**RECORDED INFORMATION**
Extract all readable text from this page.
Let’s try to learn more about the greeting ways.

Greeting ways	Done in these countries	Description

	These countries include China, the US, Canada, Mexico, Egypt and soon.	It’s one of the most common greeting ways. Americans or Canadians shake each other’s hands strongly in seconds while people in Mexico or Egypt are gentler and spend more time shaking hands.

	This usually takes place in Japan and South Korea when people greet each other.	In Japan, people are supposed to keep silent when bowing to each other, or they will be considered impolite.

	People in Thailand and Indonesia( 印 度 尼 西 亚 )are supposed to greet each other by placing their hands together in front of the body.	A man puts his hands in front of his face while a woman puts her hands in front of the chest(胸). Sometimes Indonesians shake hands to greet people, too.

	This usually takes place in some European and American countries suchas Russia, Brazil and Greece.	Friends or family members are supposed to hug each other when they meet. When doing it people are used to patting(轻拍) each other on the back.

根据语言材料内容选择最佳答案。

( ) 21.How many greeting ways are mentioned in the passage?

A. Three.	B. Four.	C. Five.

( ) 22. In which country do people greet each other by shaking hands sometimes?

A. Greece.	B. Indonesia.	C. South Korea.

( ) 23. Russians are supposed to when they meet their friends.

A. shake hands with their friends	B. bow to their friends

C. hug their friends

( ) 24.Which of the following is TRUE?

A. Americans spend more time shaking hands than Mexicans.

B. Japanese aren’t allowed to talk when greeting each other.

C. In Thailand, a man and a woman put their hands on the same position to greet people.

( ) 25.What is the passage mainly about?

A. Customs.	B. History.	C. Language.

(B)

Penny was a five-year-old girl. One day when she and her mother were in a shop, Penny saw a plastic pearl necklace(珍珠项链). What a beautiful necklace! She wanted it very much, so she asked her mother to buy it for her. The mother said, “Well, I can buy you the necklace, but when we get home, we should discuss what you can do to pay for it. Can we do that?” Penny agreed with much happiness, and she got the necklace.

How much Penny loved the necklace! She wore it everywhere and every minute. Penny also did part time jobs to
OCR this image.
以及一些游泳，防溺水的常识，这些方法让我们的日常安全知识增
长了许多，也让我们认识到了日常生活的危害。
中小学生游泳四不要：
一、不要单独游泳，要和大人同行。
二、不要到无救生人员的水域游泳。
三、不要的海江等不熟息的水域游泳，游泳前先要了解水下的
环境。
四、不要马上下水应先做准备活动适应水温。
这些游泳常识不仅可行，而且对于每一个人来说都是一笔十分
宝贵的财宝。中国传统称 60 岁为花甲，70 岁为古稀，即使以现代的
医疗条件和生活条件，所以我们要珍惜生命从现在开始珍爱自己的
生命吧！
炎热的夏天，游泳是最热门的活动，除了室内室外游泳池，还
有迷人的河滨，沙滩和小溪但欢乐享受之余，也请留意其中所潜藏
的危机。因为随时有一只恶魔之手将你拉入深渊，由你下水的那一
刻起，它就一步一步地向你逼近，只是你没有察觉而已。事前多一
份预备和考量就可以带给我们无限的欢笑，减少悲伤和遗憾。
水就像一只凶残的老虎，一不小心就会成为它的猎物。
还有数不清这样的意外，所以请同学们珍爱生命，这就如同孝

**BRIEF**
Begin at the line containing "OCR this image." and reproduce each line through the end of the records above.

**ANSWER**
OCR this image.
以及一些游泳，防溺水的常识，这些方法让我们的日常安全知识增
长了许多，也让我们认识到了日常生活的危害。
中小学生游泳四不要：
一、不要单独游泳，要和大人同行。
二、不要到无救生人员的水域游泳。
三、不要的海江等不熟息的水域游泳，游泳前先要了解水下的
环境。
四、不要马上下水应先做准备活动适应水温。
这些游泳常识不仅可行，而且对于每一个人来说都是一笔十分
宝贵的财宝。中国传统称 60 岁为花甲，70 岁为古稀，即使以现代的
医疗条件和生活条件，所以我们要珍惜生命从现在开始珍爱自己的
生命吧！
炎热的夏天，游泳是最热门的活动，除了室内室外游泳池，还
有迷人的河滨，沙滩和小溪但欢乐享受之余，也请留意其中所潜藏
的危机。因为随时有一只恶魔之手将你拉入深渊，由你下水的那一
刻起，它就一步一步地向你逼近，只是你没有察觉而已。事前多一
份预备和考量就可以带给我们无限的欢笑，减少悲伤和遗憾。
水就像一只凶残的老虎，一不小心就会成为它的猎物。
还有数不清这样的意外，所以请同学们珍爱生命，这就如同孝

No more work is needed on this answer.